AIM OF THE EXERCISE: Note how many lines hold the string "text" and give that number without any other words.

● ● ● ●

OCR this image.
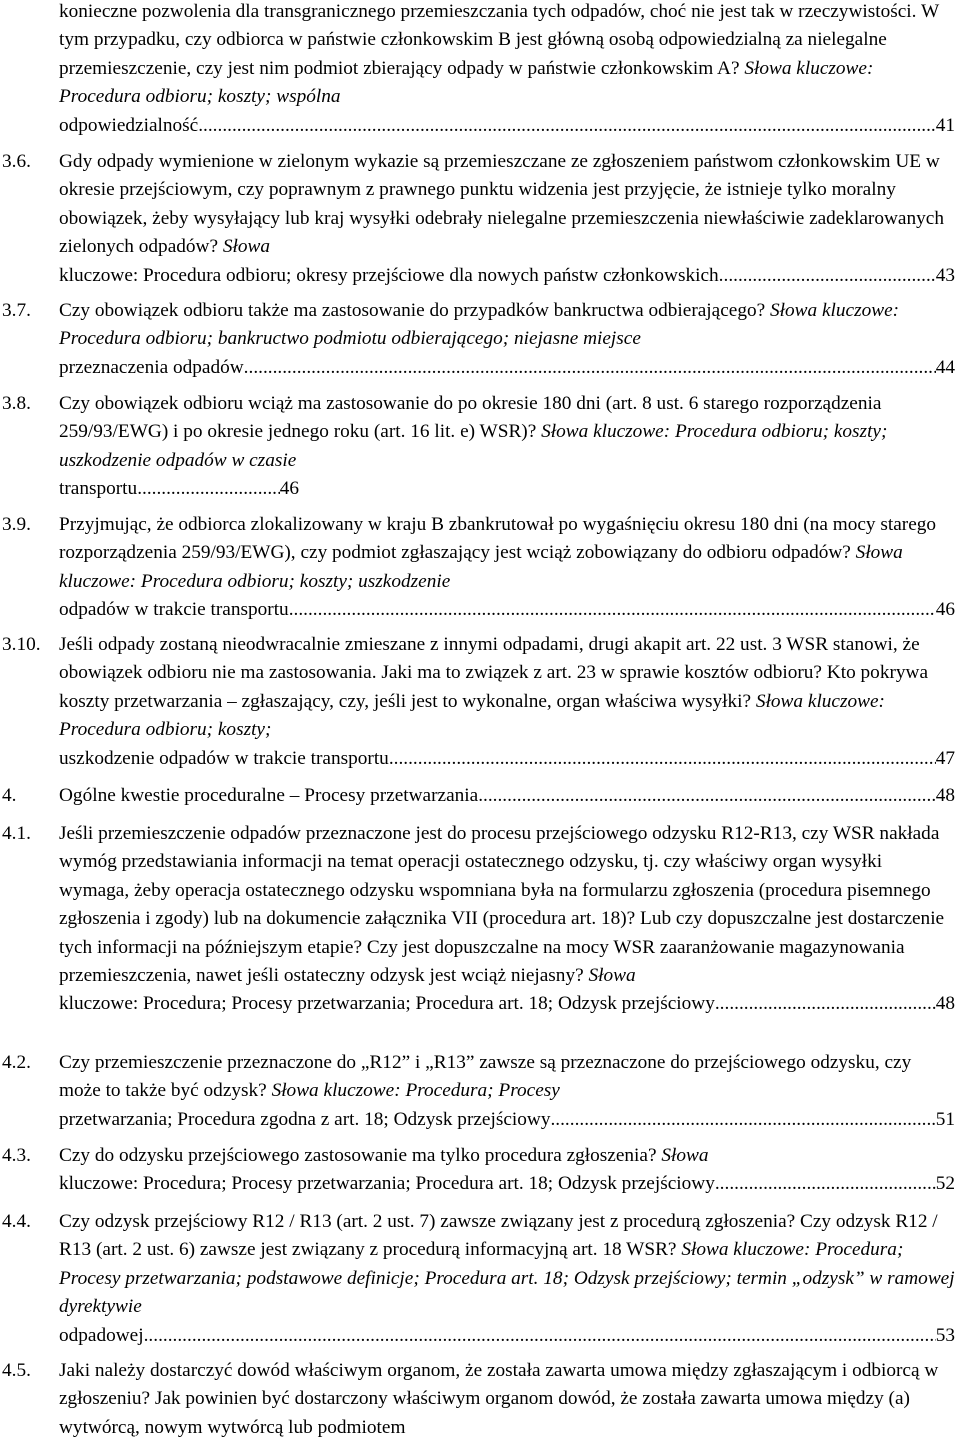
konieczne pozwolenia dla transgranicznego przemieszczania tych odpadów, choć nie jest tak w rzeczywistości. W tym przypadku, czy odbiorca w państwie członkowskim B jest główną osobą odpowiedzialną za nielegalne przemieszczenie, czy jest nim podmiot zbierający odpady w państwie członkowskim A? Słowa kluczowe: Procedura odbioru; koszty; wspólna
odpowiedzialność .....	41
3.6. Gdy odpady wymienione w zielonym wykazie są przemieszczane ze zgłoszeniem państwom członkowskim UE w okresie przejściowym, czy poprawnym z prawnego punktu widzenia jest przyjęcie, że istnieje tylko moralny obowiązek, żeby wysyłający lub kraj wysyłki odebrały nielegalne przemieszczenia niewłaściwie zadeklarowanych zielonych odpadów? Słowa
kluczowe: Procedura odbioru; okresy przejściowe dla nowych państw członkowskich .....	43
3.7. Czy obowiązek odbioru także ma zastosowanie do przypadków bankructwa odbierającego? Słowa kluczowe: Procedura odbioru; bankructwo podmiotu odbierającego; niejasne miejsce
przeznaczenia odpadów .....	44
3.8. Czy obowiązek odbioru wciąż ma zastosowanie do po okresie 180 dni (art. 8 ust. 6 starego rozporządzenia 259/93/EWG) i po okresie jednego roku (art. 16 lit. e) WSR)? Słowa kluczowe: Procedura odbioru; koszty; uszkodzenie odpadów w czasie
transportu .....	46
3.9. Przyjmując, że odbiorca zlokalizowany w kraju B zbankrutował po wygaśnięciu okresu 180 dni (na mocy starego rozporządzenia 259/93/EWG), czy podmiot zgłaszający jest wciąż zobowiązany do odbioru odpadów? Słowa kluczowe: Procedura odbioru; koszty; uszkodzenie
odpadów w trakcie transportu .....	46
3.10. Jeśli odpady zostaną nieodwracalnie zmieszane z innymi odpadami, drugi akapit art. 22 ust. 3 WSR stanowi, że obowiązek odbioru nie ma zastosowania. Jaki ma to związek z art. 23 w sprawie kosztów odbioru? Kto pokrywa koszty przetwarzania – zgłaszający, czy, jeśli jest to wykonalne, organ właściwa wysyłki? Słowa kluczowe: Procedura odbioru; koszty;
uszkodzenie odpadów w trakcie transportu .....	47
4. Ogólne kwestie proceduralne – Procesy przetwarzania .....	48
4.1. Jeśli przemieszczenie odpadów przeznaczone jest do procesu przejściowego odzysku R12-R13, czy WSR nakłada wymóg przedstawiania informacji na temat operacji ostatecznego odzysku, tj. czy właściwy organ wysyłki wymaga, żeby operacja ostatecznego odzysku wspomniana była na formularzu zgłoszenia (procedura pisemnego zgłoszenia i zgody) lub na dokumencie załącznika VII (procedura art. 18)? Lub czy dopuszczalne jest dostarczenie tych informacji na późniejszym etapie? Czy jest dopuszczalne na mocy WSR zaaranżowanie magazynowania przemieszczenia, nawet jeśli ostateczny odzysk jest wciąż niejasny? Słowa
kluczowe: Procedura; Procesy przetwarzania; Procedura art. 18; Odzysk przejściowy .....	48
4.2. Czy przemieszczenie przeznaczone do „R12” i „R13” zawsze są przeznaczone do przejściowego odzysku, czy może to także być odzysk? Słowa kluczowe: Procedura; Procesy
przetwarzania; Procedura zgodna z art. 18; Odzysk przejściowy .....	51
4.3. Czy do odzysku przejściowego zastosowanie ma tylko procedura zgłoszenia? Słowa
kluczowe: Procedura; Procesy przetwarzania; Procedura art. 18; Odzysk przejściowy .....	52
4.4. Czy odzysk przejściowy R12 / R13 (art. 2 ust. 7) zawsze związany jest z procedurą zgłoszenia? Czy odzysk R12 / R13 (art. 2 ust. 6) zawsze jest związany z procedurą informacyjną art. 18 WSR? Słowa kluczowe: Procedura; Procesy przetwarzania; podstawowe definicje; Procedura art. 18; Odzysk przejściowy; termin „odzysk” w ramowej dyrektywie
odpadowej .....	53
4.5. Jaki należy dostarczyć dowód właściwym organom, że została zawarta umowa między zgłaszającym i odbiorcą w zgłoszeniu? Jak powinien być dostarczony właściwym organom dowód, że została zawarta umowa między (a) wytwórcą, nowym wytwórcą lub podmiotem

● ● ● ●

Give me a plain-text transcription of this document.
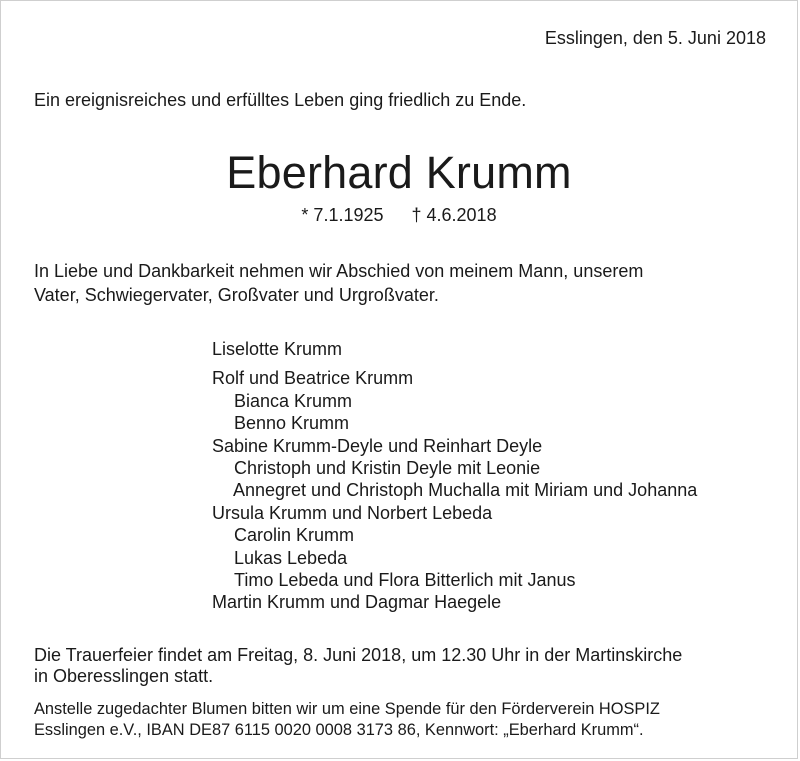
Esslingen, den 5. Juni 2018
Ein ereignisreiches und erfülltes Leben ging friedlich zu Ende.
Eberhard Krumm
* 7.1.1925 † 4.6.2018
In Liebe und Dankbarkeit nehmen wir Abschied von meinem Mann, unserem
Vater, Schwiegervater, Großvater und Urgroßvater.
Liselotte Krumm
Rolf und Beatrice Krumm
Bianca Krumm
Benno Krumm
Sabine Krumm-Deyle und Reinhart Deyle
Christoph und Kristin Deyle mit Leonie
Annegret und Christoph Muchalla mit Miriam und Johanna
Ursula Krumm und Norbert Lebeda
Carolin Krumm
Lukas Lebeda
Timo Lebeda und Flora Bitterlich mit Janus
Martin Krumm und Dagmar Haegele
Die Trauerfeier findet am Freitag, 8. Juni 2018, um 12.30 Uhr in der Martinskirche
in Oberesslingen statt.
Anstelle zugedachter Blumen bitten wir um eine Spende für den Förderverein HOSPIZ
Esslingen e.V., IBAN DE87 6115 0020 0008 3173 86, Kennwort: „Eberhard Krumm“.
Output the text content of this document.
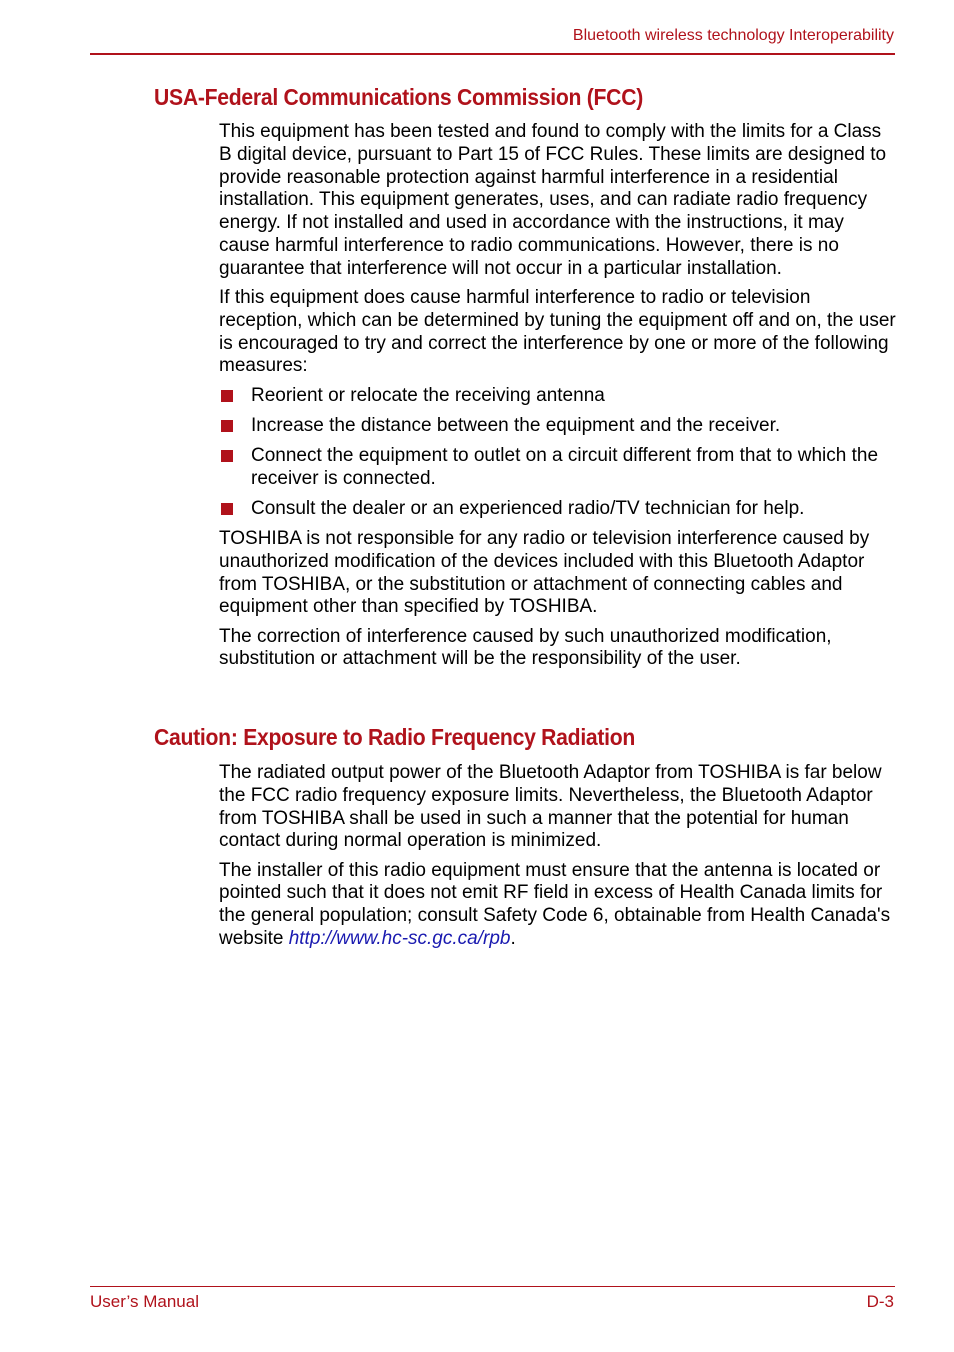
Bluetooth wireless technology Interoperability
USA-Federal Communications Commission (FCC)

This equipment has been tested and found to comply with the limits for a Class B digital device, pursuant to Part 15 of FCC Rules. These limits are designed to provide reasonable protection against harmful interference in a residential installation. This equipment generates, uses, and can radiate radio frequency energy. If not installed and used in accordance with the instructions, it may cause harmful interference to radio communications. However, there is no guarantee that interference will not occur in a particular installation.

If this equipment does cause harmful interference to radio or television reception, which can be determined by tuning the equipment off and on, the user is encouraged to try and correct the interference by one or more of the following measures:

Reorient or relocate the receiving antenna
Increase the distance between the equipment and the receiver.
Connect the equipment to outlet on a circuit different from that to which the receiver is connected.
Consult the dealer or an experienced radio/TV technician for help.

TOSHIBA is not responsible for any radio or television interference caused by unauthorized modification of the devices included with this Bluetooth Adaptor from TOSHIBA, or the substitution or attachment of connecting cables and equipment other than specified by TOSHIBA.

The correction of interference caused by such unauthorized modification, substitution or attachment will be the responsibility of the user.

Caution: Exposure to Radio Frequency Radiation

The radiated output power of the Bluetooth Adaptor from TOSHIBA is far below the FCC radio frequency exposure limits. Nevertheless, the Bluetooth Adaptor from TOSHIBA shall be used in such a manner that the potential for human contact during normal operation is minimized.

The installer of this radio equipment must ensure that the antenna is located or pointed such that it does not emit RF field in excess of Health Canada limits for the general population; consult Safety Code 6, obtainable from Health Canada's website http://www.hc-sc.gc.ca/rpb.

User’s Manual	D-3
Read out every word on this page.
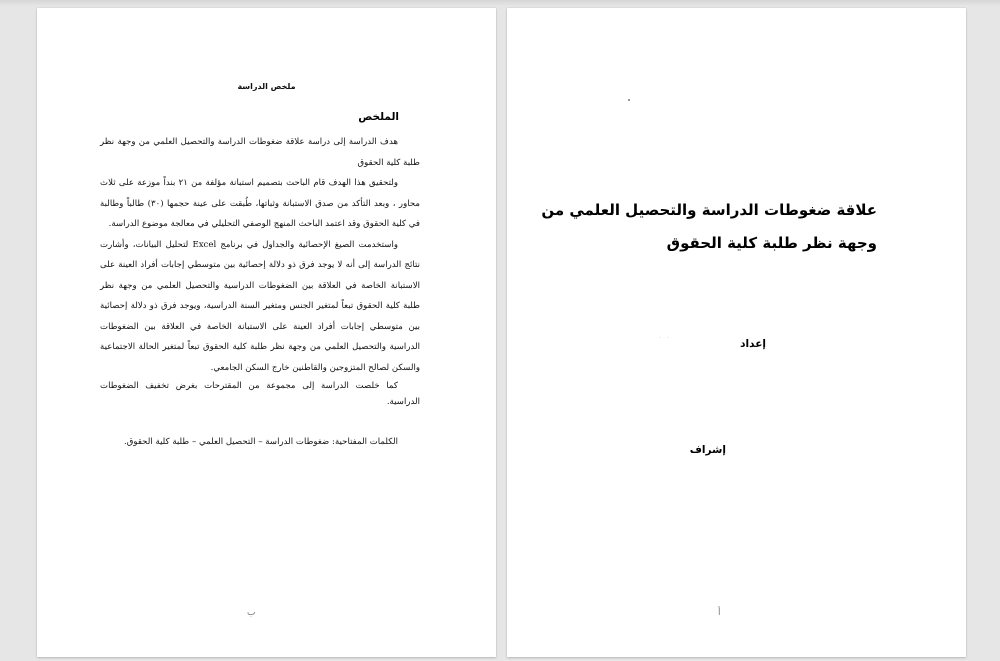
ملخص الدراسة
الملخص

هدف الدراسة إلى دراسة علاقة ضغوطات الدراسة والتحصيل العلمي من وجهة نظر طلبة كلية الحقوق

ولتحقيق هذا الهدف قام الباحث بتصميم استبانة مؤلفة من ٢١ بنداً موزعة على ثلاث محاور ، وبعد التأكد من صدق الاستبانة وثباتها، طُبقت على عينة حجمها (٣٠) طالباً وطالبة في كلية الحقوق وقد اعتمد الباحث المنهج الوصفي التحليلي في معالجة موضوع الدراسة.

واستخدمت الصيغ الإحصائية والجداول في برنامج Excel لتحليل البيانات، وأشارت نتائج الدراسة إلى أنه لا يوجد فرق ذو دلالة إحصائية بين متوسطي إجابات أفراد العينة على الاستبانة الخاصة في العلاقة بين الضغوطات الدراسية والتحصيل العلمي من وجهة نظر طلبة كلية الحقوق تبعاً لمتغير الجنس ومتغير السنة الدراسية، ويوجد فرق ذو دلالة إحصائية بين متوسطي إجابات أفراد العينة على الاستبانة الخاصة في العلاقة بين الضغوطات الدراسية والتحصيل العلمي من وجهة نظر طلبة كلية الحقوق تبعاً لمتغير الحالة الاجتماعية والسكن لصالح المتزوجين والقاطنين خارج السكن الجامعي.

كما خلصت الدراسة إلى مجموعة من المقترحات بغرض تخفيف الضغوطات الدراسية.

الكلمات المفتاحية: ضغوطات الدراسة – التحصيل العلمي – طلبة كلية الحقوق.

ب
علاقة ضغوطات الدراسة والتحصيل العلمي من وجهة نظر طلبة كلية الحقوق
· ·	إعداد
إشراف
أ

● ● ● ●

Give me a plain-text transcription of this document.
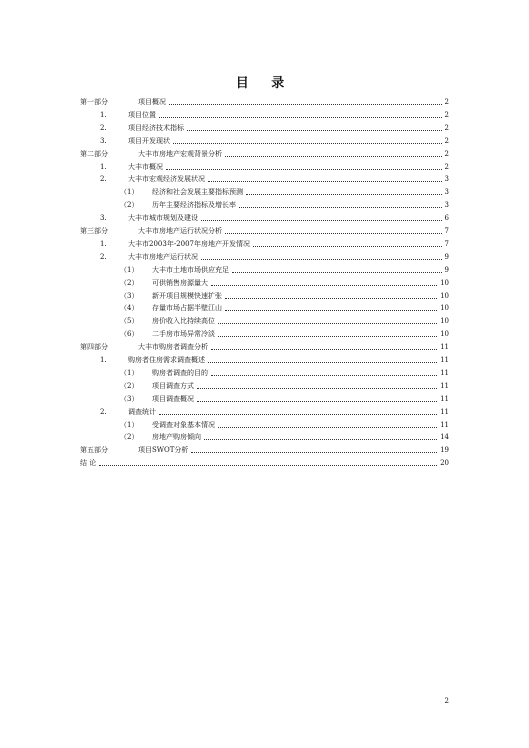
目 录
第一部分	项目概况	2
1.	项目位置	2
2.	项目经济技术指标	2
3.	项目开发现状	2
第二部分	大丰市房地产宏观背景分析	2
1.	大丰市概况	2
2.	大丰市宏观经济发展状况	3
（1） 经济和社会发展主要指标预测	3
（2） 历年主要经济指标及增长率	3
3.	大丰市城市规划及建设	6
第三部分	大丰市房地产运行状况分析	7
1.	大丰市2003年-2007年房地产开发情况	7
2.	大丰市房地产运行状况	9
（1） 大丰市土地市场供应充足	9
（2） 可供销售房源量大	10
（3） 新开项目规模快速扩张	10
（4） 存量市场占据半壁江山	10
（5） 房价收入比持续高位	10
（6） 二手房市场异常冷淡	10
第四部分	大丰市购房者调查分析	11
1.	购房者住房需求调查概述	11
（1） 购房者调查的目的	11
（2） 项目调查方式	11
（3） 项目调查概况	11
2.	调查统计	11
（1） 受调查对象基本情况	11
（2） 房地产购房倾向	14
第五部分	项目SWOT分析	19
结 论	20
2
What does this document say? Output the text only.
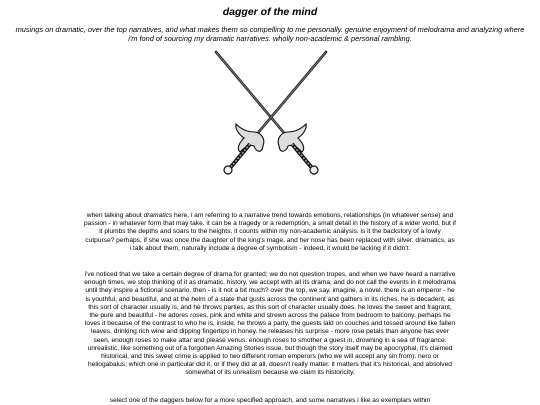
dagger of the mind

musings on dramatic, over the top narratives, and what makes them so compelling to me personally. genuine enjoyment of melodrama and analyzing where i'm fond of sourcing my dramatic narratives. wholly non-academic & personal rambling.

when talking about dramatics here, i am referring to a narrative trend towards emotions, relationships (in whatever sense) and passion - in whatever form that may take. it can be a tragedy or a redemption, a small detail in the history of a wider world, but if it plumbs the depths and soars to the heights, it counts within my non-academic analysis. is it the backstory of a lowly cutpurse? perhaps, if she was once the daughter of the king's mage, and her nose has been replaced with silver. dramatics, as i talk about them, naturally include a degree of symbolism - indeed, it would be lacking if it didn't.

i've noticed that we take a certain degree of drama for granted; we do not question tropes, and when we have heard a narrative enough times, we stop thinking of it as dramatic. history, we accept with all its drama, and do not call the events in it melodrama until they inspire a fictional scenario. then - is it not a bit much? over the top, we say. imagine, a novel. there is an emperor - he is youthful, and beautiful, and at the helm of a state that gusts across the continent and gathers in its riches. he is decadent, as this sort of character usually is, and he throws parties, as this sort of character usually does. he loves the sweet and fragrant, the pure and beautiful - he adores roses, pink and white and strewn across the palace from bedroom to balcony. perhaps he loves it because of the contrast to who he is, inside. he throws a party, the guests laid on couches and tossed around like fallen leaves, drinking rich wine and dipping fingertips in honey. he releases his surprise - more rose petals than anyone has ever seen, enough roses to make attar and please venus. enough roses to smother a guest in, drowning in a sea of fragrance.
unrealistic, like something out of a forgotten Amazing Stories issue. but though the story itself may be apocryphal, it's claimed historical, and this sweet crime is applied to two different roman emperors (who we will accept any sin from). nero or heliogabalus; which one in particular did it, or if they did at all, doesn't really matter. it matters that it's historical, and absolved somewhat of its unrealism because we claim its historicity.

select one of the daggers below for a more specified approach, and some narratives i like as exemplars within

● ● ● ●

THE REPLY: 4